(Stored entries)

** START **

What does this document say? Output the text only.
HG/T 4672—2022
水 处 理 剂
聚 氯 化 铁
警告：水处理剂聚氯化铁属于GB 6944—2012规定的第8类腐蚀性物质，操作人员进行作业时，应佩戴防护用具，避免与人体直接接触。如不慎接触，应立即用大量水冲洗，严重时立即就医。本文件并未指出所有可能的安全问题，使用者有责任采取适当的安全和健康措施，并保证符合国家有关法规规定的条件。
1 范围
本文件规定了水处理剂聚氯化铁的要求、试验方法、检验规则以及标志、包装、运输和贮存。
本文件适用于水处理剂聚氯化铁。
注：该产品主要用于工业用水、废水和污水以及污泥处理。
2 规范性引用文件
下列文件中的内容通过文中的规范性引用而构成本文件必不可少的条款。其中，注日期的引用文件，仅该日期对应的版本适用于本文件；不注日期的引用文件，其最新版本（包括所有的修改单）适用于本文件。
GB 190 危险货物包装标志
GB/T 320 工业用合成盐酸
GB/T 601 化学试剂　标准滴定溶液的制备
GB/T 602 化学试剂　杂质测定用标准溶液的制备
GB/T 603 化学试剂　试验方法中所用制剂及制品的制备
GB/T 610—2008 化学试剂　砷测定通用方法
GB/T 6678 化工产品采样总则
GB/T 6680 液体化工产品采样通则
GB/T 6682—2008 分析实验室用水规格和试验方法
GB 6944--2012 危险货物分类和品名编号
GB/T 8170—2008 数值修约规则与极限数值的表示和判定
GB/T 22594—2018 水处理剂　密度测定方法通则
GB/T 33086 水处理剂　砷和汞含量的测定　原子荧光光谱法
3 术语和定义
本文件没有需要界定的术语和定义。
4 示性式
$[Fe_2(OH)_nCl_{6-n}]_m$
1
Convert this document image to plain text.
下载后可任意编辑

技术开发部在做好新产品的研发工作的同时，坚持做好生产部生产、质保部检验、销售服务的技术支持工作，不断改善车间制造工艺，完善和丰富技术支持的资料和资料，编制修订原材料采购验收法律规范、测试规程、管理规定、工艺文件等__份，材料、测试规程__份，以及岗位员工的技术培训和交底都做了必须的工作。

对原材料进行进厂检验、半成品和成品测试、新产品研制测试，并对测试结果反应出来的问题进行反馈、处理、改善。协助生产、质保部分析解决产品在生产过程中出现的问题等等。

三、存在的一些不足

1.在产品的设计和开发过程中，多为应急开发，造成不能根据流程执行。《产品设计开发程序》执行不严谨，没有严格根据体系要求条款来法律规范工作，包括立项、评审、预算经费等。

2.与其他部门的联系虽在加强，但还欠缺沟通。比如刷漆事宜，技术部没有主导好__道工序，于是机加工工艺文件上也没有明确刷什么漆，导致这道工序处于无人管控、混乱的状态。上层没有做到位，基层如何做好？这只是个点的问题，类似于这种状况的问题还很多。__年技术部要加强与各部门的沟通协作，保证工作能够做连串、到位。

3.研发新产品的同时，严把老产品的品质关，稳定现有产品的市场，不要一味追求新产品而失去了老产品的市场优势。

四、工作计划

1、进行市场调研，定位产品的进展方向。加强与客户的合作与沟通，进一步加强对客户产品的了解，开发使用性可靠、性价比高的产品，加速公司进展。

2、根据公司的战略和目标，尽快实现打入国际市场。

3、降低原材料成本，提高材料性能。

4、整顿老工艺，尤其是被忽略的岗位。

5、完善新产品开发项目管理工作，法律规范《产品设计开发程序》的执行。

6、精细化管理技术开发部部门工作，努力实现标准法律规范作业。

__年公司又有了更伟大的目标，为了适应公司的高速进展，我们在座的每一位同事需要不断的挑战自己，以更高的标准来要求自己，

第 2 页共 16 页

** END **

» **Set problem**
Every line of the data above should be reproduced word for word.

» **Task result**
What does this document say? Output the text only.
HG/T 4672—2022
水 处 理 剂
聚 氯 化 铁
警告：水处理剂聚氯化铁属于GB 6944—2012规定的第8类腐蚀性物质，操作人员进行作业时，应佩戴防护用具，避免与人体直接接触。如不慎接触，应立即用大量水冲洗，严重时立即就医。本文件并未指出所有可能的安全问题，使用者有责任采取适当的安全和健康措施，并保证符合国家有关法规规定的条件。
1 范围
本文件规定了水处理剂聚氯化铁的要求、试验方法、检验规则以及标志、包装、运输和贮存。
本文件适用于水处理剂聚氯化铁。
注：该产品主要用于工业用水、废水和污水以及污泥处理。
2 规范性引用文件
下列文件中的内容通过文中的规范性引用而构成本文件必不可少的条款。其中，注日期的引用文件，仅该日期对应的版本适用于本文件；不注日期的引用文件，其最新版本（包括所有的修改单）适用于本文件。
GB 190 危险货物包装标志
GB/T 320 工业用合成盐酸
GB/T 601 化学试剂　标准滴定溶液的制备
GB/T 602 化学试剂　杂质测定用标准溶液的制备
GB/T 603 化学试剂　试验方法中所用制剂及制品的制备
GB/T 610—2008 化学试剂　砷测定通用方法
GB/T 6678 化工产品采样总则
GB/T 6680 液体化工产品采样通则
GB/T 6682—2008 分析实验室用水规格和试验方法
GB 6944--2012 危险货物分类和品名编号
GB/T 8170—2008 数值修约规则与极限数值的表示和判定
GB/T 22594—2018 水处理剂　密度测定方法通则
GB/T 33086 水处理剂　砷和汞含量的测定　原子荧光光谱法
3 术语和定义
本文件没有需要界定的术语和定义。
4 示性式
$[Fe_2(OH)_nCl_{6-n}]_m$
1
Convert this document image to plain text.
下载后可任意编辑

技术开发部在做好新产品的研发工作的同时，坚持做好生产部生产、质保部检验、销售服务的技术支持工作，不断改善车间制造工艺，完善和丰富技术支持的资料和资料，编制修订原材料采购验收法律规范、测试规程、管理规定、工艺文件等__份，材料、测试规程__份，以及岗位员工的技术培训和交底都做了必须的工作。

对原材料进行进厂检验、半成品和成品测试、新产品研制测试，并对测试结果反应出来的问题进行反馈、处理、改善。协助生产、质保部分析解决产品在生产过程中出现的问题等等。

三、存在的一些不足

1.在产品的设计和开发过程中，多为应急开发，造成不能根据流程执行。《产品设计开发程序》执行不严谨，没有严格根据体系要求条款来法律规范工作，包括立项、评审、预算经费等。

2.与其他部门的联系虽在加强，但还欠缺沟通。比如刷漆事宜，技术部没有主导好__道工序，于是机加工工艺文件上也没有明确刷什么漆，导致这道工序处于无人管控、混乱的状态。上层没有做到位，基层如何做好？这只是个点的问题，类似于这种状况的问题还很多。__年技术部要加强与各部门的沟通协作，保证工作能够做连串、到位。

3.研发新产品的同时，严把老产品的品质关，稳定现有产品的市场，不要一味追求新产品而失去了老产品的市场优势。

四、工作计划

1、进行市场调研，定位产品的进展方向。加强与客户的合作与沟通，进一步加强对客户产品的了解，开发使用性可靠、性价比高的产品，加速公司进展。

2、根据公司的战略和目标，尽快实现打入国际市场。

3、降低原材料成本，提高材料性能。

4、整顿老工艺，尤其是被忽略的岗位。

5、完善新产品开发项目管理工作，法律规范《产品设计开发程序》的执行。

6、精细化管理技术开发部部门工作，努力实现标准法律规范作业。

__年公司又有了更伟大的目标，为了适应公司的高速进展，我们在座的每一位同事需要不断的挑战自己，以更高的标准来要求自己，

第 2 页共 16 页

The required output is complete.